Task input
--- Start ---

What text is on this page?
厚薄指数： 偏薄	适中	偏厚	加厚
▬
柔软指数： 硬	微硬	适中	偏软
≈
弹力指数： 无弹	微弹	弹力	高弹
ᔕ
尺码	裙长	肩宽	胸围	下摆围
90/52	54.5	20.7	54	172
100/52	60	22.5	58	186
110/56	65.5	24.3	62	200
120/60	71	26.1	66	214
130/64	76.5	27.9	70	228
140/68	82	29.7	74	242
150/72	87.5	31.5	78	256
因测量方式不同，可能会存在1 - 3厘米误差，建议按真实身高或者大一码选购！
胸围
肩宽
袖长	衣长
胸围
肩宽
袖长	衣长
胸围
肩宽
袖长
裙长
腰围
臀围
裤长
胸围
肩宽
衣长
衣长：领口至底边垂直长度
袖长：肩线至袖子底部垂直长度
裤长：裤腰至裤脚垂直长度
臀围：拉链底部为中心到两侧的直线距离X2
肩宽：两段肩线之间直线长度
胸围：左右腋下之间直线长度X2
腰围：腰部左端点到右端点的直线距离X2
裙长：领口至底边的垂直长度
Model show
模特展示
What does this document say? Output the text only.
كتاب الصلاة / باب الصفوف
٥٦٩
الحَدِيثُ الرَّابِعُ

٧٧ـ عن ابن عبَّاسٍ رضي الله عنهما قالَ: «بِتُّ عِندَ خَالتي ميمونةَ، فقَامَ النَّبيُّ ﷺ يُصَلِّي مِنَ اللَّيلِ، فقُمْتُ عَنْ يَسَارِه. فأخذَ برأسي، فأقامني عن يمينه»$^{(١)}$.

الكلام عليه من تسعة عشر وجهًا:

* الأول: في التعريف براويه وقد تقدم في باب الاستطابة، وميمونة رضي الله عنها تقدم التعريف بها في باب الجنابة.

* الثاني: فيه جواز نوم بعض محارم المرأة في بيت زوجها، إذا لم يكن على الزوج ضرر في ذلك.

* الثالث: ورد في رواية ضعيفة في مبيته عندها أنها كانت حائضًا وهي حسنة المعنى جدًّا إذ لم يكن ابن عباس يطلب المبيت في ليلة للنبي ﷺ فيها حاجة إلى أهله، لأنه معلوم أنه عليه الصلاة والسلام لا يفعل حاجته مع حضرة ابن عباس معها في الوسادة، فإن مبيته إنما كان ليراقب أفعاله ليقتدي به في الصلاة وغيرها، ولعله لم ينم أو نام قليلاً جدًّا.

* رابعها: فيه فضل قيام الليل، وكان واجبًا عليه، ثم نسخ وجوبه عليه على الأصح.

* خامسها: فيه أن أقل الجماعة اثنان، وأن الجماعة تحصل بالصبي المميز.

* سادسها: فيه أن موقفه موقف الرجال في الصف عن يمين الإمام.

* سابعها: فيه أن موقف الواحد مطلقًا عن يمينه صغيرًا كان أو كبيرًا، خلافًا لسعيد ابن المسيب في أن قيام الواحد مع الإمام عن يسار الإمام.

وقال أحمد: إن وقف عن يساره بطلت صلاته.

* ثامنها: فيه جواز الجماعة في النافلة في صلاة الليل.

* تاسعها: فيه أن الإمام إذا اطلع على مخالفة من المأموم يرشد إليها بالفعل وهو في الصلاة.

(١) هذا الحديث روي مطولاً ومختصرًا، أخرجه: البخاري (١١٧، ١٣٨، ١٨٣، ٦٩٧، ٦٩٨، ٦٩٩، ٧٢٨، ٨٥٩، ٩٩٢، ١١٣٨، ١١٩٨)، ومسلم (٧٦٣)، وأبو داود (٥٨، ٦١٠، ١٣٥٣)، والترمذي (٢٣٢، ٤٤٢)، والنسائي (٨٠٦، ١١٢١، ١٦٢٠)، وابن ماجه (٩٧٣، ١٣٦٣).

--- End ---

Written exercise
Identify the lines above with the word "الليل". Copy them.

Result of the task
* رابعها: فيه فضل قيام الليل، وكان واجبًا عليه، ثم نسخ وجوبه عليه على الأصح.
* ثامنها: فيه جواز الجماعة في النافلة في صلاة الليل.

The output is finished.